(Data extract)
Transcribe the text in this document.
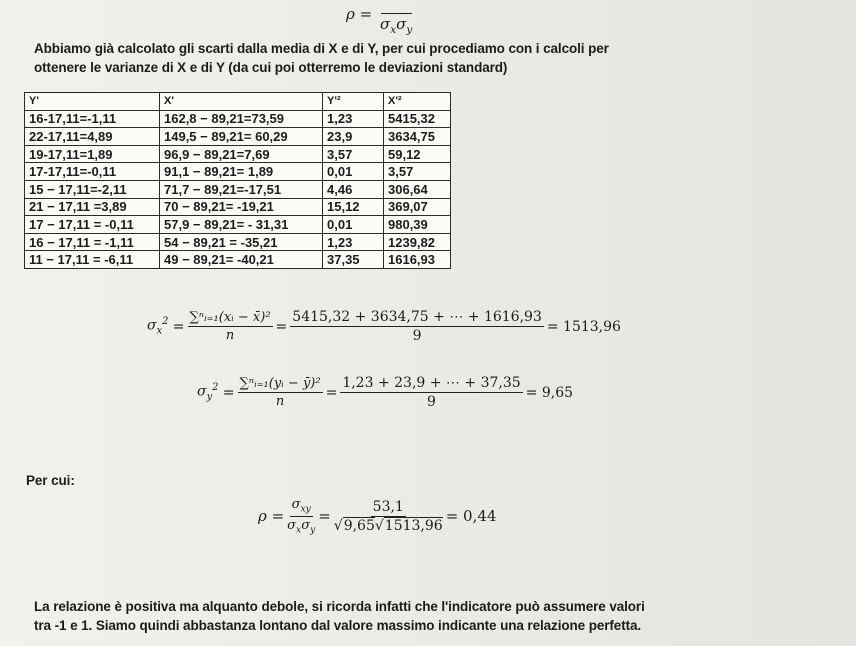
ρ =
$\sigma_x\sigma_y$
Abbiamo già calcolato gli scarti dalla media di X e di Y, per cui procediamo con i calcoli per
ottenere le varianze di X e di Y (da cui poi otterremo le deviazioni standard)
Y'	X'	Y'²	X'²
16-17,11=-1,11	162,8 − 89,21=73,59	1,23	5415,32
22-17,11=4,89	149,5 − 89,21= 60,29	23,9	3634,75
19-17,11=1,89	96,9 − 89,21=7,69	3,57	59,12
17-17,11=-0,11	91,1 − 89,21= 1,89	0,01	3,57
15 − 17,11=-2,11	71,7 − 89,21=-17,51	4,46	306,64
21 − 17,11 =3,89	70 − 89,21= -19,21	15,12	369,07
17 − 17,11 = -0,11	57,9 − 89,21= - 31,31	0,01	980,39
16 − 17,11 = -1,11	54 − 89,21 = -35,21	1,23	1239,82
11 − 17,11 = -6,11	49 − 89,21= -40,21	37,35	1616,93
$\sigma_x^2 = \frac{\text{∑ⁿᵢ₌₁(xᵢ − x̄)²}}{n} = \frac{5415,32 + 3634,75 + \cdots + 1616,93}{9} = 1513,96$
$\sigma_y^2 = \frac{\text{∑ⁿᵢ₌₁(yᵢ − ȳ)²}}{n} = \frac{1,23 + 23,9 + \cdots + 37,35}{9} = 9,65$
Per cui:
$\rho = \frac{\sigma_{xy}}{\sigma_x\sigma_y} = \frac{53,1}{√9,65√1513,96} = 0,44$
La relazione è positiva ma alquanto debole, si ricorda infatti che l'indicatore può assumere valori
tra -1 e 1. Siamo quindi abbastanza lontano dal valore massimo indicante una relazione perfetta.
* * *
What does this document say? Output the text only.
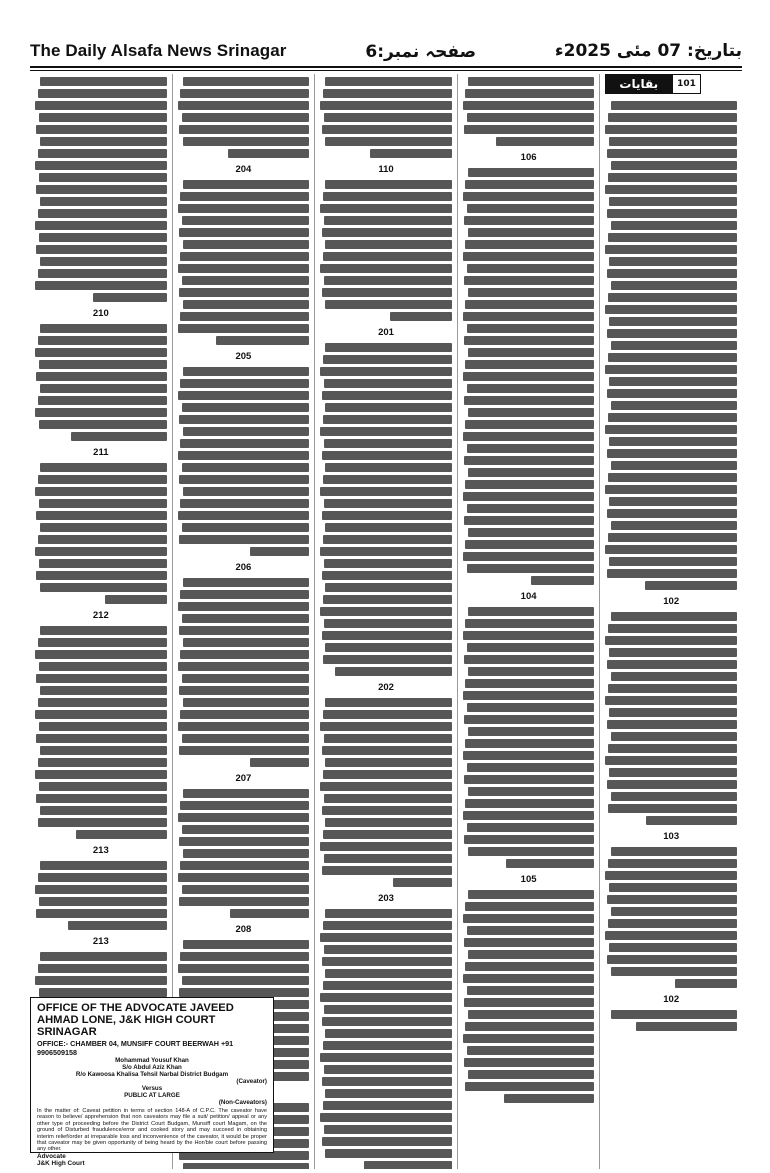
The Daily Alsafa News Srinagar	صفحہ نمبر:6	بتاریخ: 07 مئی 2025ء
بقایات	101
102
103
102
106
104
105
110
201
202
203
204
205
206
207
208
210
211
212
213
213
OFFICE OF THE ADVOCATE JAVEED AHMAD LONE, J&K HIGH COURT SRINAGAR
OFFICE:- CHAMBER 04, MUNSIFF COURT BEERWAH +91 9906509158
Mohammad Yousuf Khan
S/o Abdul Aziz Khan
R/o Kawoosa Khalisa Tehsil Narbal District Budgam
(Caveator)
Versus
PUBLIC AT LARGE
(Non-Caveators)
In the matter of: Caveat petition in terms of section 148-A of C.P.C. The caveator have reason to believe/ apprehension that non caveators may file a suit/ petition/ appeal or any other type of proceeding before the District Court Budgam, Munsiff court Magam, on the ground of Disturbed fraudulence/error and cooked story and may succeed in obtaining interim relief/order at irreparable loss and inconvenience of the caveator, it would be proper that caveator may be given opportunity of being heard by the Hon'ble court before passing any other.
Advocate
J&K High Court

(Objective)
Show the lines that mention the word "OFFICE".

(Task response)
OFFICE OF THE ADVOCATE JAVEED AHMAD LONE, J&K HIGH COURT SRINAGAR
OFFICE:- CHAMBER 04, MUNSIFF COURT BEERWAH +91 9906509158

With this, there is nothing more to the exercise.